EXERCISE GOAL =>
Retype the material that follows, keeping every word as it is.
══════════════════════════════
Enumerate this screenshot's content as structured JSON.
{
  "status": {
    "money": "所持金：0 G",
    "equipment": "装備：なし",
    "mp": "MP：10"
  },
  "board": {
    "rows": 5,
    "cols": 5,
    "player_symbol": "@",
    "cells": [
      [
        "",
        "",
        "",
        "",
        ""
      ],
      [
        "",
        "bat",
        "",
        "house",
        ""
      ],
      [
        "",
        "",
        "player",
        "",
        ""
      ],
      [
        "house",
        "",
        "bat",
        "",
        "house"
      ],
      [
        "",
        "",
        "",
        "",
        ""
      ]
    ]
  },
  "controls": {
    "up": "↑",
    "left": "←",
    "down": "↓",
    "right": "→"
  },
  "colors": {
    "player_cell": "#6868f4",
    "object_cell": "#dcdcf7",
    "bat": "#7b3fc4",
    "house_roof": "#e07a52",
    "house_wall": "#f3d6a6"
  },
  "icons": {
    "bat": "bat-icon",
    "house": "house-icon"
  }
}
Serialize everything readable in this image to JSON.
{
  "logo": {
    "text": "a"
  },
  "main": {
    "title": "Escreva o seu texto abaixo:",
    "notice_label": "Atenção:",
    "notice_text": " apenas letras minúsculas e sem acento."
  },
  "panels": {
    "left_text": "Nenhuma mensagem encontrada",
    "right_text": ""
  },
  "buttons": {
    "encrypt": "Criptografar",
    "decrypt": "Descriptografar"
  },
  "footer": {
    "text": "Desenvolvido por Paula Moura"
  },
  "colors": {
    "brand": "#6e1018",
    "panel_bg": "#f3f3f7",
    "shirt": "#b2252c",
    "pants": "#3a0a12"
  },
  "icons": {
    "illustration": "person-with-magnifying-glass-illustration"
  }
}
══════════════════════════════
FINAL RESULT =>
Enumerate this screenshot's content as structured JSON.
{
  "status": {
    "money": "所持金：0 G",
    "equipment": "装備：なし",
    "mp": "MP：10"
  },
  "board": {
    "rows": 5,
    "cols": 5,
    "player_symbol": "@",
    "cells": [
      [
        "",
        "",
        "",
        "",
        ""
      ],
      [
        "",
        "bat",
        "",
        "house",
        ""
      ],
      [
        "",
        "",
        "player",
        "",
        ""
      ],
      [
        "house",
        "",
        "bat",
        "",
        "house"
      ],
      [
        "",
        "",
        "",
        "",
        ""
      ]
    ]
  },
  "controls": {
    "up": "↑",
    "left": "←",
    "down": "↓",
    "right": "→"
  },
  "colors": {
    "player_cell": "#6868f4",
    "object_cell": "#dcdcf7",
    "bat": "#7b3fc4",
    "house_roof": "#e07a52",
    "house_wall": "#f3d6a6"
  },
  "icons": {
    "bat": "bat-icon",
    "house": "house-icon"
  }
}
Serialize everything readable in this image to JSON.
{
  "logo": {
    "text": "a"
  },
  "main": {
    "title": "Escreva o seu texto abaixo:",
    "notice_label": "Atenção:",
    "notice_text": " apenas letras minúsculas e sem acento."
  },
  "panels": {
    "left_text": "Nenhuma mensagem encontrada",
    "right_text": ""
  },
  "buttons": {
    "encrypt": "Criptografar",
    "decrypt": "Descriptografar"
  },
  "footer": {
    "text": "Desenvolvido por Paula Moura"
  },
  "colors": {
    "brand": "#6e1018",
    "panel_bg": "#f3f3f7",
    "shirt": "#b2252c",
    "pants": "#3a0a12"
  },
  "icons": {
    "illustration": "person-with-magnifying-glass-illustration"
  }
}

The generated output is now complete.